◆ **Stated exercise**
All of the material below is to be retyped exactly.

◆ **Material to process**
▼
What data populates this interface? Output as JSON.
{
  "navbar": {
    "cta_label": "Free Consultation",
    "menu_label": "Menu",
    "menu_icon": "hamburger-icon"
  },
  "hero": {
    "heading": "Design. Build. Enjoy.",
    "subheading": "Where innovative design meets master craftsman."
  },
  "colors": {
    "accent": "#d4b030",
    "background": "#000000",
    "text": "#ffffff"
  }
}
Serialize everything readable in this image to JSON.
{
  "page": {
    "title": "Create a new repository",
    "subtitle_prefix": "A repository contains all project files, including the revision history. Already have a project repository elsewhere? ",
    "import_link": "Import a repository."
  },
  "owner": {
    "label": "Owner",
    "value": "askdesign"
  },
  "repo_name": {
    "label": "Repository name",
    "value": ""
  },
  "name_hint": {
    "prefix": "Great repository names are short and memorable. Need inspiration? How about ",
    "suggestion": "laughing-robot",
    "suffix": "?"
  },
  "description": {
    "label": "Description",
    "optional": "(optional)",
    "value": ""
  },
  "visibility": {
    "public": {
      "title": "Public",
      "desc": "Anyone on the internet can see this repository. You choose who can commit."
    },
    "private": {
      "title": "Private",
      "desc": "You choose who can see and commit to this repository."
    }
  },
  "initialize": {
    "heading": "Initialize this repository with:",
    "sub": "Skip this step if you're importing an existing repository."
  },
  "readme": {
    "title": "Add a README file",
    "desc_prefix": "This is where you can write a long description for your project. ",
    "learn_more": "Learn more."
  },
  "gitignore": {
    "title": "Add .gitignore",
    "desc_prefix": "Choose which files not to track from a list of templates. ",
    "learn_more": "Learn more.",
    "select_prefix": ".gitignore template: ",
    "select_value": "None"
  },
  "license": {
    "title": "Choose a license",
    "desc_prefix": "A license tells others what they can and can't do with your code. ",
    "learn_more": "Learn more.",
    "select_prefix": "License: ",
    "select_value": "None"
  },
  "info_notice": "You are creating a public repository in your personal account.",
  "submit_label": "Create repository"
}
▲
◆ **Complete output**
What data populates this interface? Output as JSON.
{
  "navbar": {
    "cta_label": "Free Consultation",
    "menu_label": "Menu",
    "menu_icon": "hamburger-icon"
  },
  "hero": {
    "heading": "Design. Build. Enjoy.",
    "subheading": "Where innovative design meets master craftsman."
  },
  "colors": {
    "accent": "#d4b030",
    "background": "#000000",
    "text": "#ffffff"
  }
}
Serialize everything readable in this image to JSON.
{
  "page": {
    "title": "Create a new repository",
    "subtitle_prefix": "A repository contains all project files, including the revision history. Already have a project repository elsewhere? ",
    "import_link": "Import a repository."
  },
  "owner": {
    "label": "Owner",
    "value": "askdesign"
  },
  "repo_name": {
    "label": "Repository name",
    "value": ""
  },
  "name_hint": {
    "prefix": "Great repository names are short and memorable. Need inspiration? How about ",
    "suggestion": "laughing-robot",
    "suffix": "?"
  },
  "description": {
    "label": "Description",
    "optional": "(optional)",
    "value": ""
  },
  "visibility": {
    "public": {
      "title": "Public",
      "desc": "Anyone on the internet can see this repository. You choose who can commit."
    },
    "private": {
      "title": "Private",
      "desc": "You choose who can see and commit to this repository."
    }
  },
  "initialize": {
    "heading": "Initialize this repository with:",
    "sub": "Skip this step if you're importing an existing repository."
  },
  "readme": {
    "title": "Add a README file",
    "desc_prefix": "This is where you can write a long description for your project. ",
    "learn_more": "Learn more."
  },
  "gitignore": {
    "title": "Add .gitignore",
    "desc_prefix": "Choose which files not to track from a list of templates. ",
    "learn_more": "Learn more.",
    "select_prefix": ".gitignore template: ",
    "select_value": "None"
  },
  "license": {
    "title": "Choose a license",
    "desc_prefix": "A license tells others what they can and can't do with your code. ",
    "learn_more": "Learn more.",
    "select_prefix": "License: ",
    "select_value": "None"
  },
  "info_notice": "You are creating a public repository in your personal account.",
  "submit_label": "Create repository"
}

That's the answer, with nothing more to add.